TASK TO COMPLETE ▸
How many lines in the data below have the string "annotation"? Reply with the number alone.

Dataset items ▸
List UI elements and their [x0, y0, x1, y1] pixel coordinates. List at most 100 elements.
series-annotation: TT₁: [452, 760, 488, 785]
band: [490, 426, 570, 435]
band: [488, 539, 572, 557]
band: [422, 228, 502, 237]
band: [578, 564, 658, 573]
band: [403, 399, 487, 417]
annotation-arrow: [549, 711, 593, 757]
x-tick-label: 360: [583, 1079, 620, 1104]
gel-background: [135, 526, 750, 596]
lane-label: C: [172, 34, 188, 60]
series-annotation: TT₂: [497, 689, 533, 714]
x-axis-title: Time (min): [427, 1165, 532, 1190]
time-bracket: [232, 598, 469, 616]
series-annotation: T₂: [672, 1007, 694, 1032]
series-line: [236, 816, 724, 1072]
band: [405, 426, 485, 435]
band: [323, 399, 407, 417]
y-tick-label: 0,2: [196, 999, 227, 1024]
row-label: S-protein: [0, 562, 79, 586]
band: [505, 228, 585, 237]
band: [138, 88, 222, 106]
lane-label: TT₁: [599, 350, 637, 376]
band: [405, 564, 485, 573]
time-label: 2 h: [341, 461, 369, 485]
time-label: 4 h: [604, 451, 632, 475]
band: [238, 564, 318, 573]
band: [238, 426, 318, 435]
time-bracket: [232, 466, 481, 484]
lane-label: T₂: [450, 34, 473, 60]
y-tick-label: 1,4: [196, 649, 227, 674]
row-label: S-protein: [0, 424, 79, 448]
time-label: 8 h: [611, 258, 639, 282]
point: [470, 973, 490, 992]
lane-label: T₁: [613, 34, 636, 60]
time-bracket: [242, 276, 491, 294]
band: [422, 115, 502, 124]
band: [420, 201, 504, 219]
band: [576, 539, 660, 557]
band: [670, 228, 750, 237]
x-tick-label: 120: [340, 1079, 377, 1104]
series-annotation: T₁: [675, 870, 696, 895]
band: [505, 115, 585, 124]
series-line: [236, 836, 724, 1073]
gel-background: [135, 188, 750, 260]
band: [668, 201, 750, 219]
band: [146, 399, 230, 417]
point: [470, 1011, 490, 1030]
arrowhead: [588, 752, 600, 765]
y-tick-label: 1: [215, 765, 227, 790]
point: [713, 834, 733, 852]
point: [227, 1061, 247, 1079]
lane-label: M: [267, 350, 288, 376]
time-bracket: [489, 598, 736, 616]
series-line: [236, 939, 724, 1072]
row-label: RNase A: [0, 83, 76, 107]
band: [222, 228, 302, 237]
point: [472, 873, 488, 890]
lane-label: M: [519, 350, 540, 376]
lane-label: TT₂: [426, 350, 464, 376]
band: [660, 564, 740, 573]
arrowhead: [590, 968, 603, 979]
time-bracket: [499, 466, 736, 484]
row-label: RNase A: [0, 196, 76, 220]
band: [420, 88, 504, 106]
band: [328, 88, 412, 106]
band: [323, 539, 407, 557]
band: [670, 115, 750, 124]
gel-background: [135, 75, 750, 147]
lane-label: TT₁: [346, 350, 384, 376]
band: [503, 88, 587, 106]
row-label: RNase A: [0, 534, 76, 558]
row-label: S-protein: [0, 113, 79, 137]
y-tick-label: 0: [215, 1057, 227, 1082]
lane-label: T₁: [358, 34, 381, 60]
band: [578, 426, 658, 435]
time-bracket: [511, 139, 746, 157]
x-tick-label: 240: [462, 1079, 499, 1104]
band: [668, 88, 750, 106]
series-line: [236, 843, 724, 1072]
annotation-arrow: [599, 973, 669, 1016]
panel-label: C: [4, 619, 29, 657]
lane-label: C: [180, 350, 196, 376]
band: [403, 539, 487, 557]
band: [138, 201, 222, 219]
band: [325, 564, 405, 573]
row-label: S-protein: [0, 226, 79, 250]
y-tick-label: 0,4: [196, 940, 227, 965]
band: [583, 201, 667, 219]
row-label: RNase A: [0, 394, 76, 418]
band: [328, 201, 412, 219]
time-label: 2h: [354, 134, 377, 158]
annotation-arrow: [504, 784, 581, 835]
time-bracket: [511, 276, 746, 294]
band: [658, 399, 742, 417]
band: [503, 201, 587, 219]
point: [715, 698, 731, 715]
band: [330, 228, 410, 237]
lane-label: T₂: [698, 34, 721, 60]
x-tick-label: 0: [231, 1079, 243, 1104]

YOUR SOLUTION ▸
7